Figure data in JSON:
• • • • •
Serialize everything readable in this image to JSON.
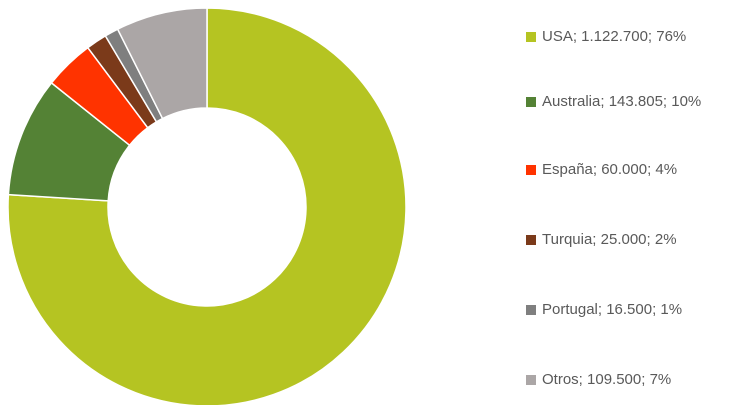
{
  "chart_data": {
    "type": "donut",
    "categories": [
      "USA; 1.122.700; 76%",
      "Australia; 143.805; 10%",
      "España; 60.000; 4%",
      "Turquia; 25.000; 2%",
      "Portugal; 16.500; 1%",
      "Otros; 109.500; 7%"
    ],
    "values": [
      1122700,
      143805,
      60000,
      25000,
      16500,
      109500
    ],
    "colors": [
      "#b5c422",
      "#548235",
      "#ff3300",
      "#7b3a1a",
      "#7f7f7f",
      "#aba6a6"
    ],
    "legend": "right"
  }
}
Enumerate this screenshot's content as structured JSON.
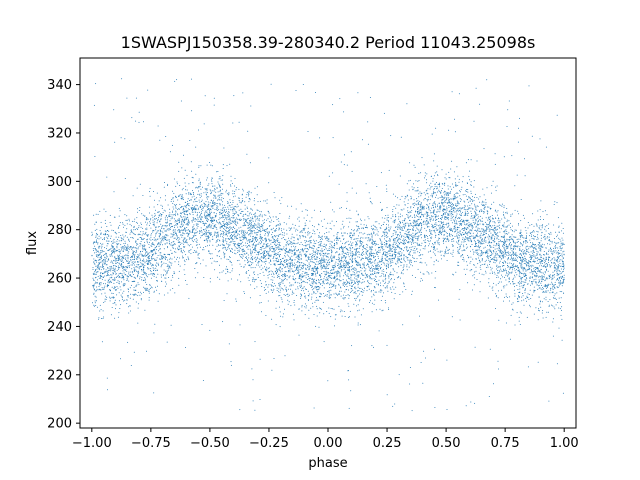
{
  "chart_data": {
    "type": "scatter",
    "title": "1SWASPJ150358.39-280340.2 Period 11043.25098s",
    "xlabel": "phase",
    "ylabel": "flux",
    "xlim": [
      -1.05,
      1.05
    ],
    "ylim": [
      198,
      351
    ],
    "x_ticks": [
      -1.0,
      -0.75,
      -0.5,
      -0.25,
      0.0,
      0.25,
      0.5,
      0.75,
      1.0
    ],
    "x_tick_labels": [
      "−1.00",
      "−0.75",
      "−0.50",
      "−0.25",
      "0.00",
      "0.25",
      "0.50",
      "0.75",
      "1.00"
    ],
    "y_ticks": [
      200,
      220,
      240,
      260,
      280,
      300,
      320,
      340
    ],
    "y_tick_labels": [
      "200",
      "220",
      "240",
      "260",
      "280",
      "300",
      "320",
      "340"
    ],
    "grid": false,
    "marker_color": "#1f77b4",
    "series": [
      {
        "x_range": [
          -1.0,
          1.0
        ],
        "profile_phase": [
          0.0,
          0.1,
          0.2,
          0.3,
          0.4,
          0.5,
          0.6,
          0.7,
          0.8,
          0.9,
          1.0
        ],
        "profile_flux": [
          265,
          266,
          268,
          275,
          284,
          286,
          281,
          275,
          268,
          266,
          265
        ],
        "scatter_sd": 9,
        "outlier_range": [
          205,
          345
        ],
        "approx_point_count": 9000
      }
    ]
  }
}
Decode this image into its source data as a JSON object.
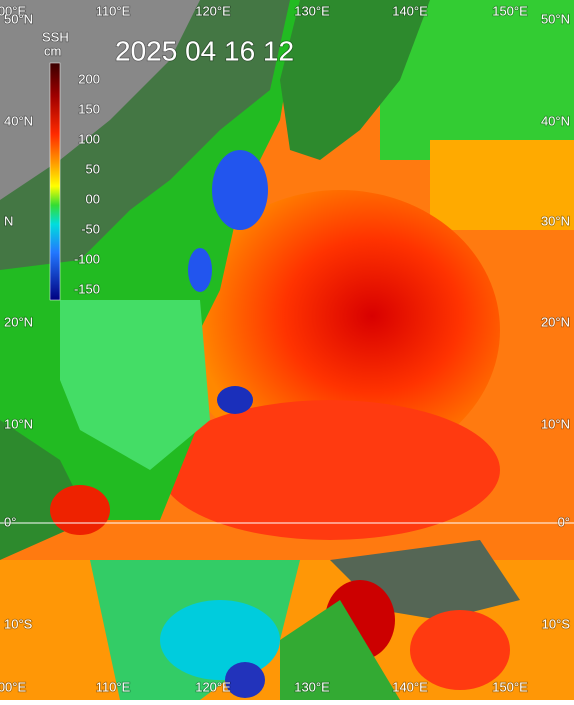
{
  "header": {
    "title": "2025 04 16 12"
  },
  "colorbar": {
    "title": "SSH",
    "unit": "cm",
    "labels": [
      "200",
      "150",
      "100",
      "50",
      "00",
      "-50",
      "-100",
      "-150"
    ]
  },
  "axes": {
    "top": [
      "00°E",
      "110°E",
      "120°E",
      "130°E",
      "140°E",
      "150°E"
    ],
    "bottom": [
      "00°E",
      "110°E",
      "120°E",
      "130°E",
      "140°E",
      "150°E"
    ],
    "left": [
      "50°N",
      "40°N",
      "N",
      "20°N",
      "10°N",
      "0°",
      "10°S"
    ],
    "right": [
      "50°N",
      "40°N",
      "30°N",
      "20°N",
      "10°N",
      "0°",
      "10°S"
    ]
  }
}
• • • • •
**WORK REQUIRED**
Each entry above is to be written out again unchanged, apart from the pictures, which are left out.

**WORKED SOLUTION**
Serialize everything readable in this image to JSON.
{
  "chart_data": {
    "type": "donut",
    "categories": [
      "USA; 1.122.700; 76%",
      "Australia; 143.805; 10%",
      "España; 60.000; 4%",
      "Turquia; 25.000; 2%",
      "Portugal; 16.500; 1%",
      "Otros; 109.500; 7%"
    ],
    "values": [
      1122700,
      143805,
      60000,
      25000,
      16500,
      109500
    ],
    "colors": [
      "#b5c422",
      "#548235",
      "#ff3300",
      "#7b3a1a",
      "#7f7f7f",
      "#aba6a6"
    ],
    "legend": "right"
  }
}
Enumerate this screenshot's content as structured JSON.
{
  "chart_data": {
    "type": "scatter",
    "title": "1SWASPJ150358.39-280340.2 Period 11043.25098s",
    "xlabel": "phase",
    "ylabel": "flux",
    "xlim": [
      -1.05,
      1.05
    ],
    "ylim": [
      198,
      351
    ],
    "x_ticks": [
      -1.0,
      -0.75,
      -0.5,
      -0.25,
      0.0,
      0.25,
      0.5,
      0.75,
      1.0
    ],
    "x_tick_labels": [
      "−1.00",
      "−0.75",
      "−0.50",
      "−0.25",
      "0.00",
      "0.25",
      "0.50",
      "0.75",
      "1.00"
    ],
    "y_ticks": [
      200,
      220,
      240,
      260,
      280,
      300,
      320,
      340
    ],
    "y_tick_labels": [
      "200",
      "220",
      "240",
      "260",
      "280",
      "300",
      "320",
      "340"
    ],
    "grid": false,
    "marker_color": "#1f77b4",
    "series": [
      {
        "x_range": [
          -1.0,
          1.0
        ],
        "profile_phase": [
          0.0,
          0.1,
          0.2,
          0.3,
          0.4,
          0.5,
          0.6,
          0.7,
          0.8,
          0.9,
          1.0
        ],
        "profile_flux": [
          265,
          266,
          268,
          275,
          284,
          286,
          281,
          275,
          268,
          266,
          265
        ],
        "scatter_sd": 9,
        "outlier_range": [
          205,
          345
        ],
        "approx_point_count": 9000
      }
    ]
  }
}
Decode this image into its source data as a JSON object.
{
  "header": {
    "title": "2025 04 16 12"
  },
  "colorbar": {
    "title": "SSH",
    "unit": "cm",
    "labels": [
      "200",
      "150",
      "100",
      "50",
      "00",
      "-50",
      "-100",
      "-150"
    ]
  },
  "axes": {
    "top": [
      "00°E",
      "110°E",
      "120°E",
      "130°E",
      "140°E",
      "150°E"
    ],
    "bottom": [
      "00°E",
      "110°E",
      "120°E",
      "130°E",
      "140°E",
      "150°E"
    ],
    "left": [
      "50°N",
      "40°N",
      "N",
      "20°N",
      "10°N",
      "0°",
      "10°S"
    ],
    "right": [
      "50°N",
      "40°N",
      "30°N",
      "20°N",
      "10°N",
      "0°",
      "10°S"
    ]
  }
}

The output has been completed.